▶ _GOAL_: Copy out each line below that has the word "this" in it.

▶ _DATASET RECORDS_:
--------

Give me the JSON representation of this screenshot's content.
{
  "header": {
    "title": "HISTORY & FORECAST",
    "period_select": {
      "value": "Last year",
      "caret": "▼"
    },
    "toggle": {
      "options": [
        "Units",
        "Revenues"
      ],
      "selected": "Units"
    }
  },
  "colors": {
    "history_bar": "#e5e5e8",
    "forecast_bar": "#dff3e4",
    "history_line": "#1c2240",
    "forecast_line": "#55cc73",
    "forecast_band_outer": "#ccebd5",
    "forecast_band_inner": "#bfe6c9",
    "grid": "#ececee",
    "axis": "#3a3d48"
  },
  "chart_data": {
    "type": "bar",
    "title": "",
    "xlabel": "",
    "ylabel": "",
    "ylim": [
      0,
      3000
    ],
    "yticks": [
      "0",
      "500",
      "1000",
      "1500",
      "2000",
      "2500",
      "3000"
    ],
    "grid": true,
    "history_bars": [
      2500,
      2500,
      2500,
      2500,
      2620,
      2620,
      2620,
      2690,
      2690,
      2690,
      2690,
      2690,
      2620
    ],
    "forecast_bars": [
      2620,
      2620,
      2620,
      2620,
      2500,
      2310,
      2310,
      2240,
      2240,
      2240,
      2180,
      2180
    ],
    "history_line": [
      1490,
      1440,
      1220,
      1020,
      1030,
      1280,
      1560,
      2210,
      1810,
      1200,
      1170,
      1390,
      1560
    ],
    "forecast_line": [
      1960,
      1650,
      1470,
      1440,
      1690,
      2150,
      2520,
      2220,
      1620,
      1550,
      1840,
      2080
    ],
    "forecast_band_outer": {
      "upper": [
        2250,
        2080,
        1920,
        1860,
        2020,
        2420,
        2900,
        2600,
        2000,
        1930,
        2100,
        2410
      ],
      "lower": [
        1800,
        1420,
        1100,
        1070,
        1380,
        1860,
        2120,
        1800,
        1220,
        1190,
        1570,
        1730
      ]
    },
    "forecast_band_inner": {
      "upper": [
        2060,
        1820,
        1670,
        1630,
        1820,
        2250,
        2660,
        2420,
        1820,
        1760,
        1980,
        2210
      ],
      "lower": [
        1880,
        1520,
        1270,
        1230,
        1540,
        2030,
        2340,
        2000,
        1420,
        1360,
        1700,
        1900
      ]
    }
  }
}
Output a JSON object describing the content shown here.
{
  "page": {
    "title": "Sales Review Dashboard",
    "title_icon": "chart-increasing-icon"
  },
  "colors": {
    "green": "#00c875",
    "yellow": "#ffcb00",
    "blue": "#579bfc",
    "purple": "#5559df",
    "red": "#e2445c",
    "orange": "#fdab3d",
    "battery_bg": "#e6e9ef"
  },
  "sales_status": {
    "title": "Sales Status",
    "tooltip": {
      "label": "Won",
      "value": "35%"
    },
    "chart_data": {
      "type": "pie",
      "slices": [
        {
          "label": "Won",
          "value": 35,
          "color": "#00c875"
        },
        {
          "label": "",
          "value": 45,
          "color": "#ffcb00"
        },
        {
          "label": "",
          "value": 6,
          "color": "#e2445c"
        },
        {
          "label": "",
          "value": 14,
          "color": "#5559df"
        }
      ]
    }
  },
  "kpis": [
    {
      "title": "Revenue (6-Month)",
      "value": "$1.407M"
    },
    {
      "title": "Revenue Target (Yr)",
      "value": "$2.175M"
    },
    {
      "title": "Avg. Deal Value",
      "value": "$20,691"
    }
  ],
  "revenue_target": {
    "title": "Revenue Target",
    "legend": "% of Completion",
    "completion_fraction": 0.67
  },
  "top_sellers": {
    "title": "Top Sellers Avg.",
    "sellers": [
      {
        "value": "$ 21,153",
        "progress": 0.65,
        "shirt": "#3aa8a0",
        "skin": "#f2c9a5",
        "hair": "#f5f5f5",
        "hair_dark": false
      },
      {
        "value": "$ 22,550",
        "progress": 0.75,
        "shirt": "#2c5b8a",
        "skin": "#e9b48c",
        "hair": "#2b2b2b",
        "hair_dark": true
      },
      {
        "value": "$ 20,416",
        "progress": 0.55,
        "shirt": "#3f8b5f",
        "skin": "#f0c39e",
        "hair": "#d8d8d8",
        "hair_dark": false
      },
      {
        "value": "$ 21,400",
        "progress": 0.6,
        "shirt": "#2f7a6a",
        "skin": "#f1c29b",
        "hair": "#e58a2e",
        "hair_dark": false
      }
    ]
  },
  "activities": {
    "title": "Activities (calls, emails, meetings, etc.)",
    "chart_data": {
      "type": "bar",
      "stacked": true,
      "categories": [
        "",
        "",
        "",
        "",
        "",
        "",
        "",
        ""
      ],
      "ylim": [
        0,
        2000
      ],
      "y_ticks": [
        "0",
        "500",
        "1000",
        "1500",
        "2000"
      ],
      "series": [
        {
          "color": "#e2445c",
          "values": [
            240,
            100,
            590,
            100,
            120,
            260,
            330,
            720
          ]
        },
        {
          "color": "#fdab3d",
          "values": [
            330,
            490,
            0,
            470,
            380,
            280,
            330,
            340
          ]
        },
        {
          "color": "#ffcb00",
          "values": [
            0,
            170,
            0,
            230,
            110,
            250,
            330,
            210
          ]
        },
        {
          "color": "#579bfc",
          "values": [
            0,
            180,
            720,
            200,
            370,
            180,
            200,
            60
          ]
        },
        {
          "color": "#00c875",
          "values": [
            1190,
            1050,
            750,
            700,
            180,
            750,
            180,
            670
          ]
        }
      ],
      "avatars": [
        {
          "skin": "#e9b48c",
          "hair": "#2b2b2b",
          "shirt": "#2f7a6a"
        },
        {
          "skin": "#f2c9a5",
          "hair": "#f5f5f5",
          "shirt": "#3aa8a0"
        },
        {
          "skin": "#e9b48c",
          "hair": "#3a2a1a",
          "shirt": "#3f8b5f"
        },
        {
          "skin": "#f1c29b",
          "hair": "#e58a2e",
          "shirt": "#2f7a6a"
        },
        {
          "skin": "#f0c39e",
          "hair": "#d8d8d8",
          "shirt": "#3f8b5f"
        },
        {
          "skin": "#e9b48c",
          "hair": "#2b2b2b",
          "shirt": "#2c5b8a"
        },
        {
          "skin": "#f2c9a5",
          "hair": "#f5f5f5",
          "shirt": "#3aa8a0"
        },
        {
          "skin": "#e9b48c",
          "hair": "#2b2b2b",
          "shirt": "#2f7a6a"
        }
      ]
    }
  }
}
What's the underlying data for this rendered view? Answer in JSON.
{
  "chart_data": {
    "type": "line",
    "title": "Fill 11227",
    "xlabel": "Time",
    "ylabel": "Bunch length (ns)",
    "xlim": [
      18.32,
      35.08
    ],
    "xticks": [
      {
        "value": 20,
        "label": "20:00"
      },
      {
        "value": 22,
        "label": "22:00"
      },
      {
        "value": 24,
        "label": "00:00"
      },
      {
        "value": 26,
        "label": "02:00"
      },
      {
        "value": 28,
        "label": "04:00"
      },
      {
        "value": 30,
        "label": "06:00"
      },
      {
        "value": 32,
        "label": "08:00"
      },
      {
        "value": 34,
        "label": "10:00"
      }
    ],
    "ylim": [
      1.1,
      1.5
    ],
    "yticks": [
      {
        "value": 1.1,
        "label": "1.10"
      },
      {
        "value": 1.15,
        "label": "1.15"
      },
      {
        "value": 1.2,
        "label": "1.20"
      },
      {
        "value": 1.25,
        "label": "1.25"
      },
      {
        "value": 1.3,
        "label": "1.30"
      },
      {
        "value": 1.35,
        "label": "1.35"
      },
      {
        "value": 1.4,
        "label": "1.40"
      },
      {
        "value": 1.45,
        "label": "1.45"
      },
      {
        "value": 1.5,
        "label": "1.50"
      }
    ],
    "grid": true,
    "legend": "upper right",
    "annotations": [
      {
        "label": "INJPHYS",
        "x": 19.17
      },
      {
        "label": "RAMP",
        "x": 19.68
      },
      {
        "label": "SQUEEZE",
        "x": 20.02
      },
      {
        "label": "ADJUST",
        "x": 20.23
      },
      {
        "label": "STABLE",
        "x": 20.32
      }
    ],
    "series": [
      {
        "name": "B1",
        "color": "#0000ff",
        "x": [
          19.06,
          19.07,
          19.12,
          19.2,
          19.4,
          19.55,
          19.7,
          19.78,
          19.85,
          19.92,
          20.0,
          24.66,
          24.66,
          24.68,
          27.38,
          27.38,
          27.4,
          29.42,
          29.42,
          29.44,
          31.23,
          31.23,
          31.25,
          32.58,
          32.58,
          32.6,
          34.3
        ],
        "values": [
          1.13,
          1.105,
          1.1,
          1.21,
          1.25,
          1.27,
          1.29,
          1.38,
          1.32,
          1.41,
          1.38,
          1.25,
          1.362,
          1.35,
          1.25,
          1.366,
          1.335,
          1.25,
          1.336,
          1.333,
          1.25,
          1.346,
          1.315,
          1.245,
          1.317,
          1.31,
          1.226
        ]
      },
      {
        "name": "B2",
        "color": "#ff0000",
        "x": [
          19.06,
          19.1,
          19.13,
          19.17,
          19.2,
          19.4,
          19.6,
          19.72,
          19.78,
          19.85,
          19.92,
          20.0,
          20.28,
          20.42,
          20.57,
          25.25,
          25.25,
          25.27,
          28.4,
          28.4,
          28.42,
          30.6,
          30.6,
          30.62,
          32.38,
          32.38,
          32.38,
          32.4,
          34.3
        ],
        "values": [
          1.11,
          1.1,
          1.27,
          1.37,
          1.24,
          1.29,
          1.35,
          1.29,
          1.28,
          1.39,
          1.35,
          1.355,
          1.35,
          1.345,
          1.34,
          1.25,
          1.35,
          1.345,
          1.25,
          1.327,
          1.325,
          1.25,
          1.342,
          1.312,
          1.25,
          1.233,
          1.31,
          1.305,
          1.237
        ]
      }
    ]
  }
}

--------

▶ _OUTPUT_:
Give me the JSON representation of this screenshot's content.
What's the underlying data for this rendered view? Answer in JSON.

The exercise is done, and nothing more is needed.